◆ What you have to do ◆
Nothing should be left out: output all of the entries exactly.

◆ Given entries ◆
>> Start
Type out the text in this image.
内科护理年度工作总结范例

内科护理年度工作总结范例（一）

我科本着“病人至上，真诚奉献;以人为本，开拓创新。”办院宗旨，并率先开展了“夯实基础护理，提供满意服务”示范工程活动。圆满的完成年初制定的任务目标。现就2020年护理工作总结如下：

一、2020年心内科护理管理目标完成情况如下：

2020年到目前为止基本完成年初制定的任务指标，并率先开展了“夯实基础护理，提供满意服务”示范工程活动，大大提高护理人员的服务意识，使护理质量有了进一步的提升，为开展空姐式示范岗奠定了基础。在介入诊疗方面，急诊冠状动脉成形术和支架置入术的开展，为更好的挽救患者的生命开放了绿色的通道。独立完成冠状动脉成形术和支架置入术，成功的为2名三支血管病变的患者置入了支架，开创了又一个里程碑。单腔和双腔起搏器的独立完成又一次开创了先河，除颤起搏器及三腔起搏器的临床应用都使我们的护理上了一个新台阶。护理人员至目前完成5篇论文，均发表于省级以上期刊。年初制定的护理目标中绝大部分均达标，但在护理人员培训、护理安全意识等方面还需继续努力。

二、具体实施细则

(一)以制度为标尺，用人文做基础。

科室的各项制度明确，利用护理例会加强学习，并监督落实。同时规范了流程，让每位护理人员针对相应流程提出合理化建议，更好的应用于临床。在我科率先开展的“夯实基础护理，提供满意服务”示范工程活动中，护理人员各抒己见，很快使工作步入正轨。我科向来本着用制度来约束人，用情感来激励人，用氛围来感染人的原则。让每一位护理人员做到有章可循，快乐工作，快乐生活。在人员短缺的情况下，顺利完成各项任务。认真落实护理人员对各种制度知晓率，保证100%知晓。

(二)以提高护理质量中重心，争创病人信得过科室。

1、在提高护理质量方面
>> End
◆ Written answer ◆
Type out the text in this image.
内科护理年度工作总结范例

内科护理年度工作总结范例（一）

我科本着“病人至上，真诚奉献;以人为本，开拓创新。”办院宗旨，并率先开展了“夯实基础护理，提供满意服务”示范工程活动。圆满的完成年初制定的任务目标。现就2020年护理工作总结如下：

一、2020年心内科护理管理目标完成情况如下：

2020年到目前为止基本完成年初制定的任务指标，并率先开展了“夯实基础护理，提供满意服务”示范工程活动，大大提高护理人员的服务意识，使护理质量有了进一步的提升，为开展空姐式示范岗奠定了基础。在介入诊疗方面，急诊冠状动脉成形术和支架置入术的开展，为更好的挽救患者的生命开放了绿色的通道。独立完成冠状动脉成形术和支架置入术，成功的为2名三支血管病变的患者置入了支架，开创了又一个里程碑。单腔和双腔起搏器的独立完成又一次开创了先河，除颤起搏器及三腔起搏器的临床应用都使我们的护理上了一个新台阶。护理人员至目前完成5篇论文，均发表于省级以上期刊。年初制定的护理目标中绝大部分均达标，但在护理人员培训、护理安全意识等方面还需继续努力。

二、具体实施细则

(一)以制度为标尺，用人文做基础。

科室的各项制度明确，利用护理例会加强学习，并监督落实。同时规范了流程，让每位护理人员针对相应流程提出合理化建议，更好的应用于临床。在我科率先开展的“夯实基础护理，提供满意服务”示范工程活动中，护理人员各抒己见，很快使工作步入正轨。我科向来本着用制度来约束人，用情感来激励人，用氛围来感染人的原则。让每一位护理人员做到有章可循，快乐工作，快乐生活。在人员短缺的情况下，顺利完成各项任务。认真落实护理人员对各种制度知晓率，保证100%知晓。

(二)以提高护理质量中重心，争创病人信得过科室。

1、在提高护理质量方面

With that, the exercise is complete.